▸ What needs to be done: Give only the number of lines in these records that contain the word "Finanzierungstätigkeit".

▸ Data in this exercise:
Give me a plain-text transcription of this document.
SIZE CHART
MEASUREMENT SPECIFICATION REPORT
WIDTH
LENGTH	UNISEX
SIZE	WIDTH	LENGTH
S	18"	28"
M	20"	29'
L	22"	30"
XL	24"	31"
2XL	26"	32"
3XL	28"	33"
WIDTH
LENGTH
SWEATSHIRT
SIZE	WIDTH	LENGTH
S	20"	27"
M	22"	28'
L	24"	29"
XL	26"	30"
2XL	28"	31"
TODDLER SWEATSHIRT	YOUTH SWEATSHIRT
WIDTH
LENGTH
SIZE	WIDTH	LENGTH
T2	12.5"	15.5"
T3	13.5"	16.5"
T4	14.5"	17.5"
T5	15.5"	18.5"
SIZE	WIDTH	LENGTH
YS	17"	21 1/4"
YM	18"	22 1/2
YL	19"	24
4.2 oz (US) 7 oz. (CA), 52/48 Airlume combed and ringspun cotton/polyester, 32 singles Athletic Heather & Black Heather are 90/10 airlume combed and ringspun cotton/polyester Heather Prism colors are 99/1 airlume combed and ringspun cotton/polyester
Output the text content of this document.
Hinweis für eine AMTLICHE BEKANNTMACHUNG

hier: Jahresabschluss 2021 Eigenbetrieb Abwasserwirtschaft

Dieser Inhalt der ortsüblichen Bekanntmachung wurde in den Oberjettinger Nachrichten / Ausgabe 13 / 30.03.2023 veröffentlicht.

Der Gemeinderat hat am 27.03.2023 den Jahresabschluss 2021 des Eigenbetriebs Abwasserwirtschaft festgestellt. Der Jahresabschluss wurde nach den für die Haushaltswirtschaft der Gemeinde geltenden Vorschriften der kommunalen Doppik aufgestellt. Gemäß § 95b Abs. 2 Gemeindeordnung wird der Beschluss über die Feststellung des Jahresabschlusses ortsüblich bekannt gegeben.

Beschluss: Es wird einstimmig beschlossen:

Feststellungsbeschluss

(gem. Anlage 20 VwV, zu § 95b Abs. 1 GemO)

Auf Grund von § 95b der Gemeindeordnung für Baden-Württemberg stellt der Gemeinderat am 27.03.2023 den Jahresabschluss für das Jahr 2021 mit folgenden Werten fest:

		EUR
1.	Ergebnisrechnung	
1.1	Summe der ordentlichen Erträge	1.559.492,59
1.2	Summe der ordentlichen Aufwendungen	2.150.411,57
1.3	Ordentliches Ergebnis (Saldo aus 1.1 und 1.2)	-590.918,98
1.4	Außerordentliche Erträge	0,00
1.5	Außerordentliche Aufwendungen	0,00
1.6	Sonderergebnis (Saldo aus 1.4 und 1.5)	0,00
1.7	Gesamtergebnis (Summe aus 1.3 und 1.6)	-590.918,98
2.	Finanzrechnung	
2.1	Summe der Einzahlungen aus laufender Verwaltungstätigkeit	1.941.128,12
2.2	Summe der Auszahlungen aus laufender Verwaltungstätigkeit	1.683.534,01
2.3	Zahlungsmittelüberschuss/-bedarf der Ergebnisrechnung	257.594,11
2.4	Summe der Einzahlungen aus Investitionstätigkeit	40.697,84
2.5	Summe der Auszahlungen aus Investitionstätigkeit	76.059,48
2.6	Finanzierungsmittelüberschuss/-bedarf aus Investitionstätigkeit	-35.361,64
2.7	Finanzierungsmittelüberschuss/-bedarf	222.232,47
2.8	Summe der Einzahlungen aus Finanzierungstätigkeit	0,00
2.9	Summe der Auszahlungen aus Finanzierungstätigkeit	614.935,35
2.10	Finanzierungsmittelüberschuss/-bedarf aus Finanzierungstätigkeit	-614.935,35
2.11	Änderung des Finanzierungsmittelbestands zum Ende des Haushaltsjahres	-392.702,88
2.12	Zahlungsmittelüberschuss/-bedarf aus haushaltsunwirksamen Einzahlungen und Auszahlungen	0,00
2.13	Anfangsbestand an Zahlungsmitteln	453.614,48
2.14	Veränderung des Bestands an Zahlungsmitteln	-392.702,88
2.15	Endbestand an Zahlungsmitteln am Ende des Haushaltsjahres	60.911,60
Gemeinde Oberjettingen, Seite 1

▸ Task answer: 3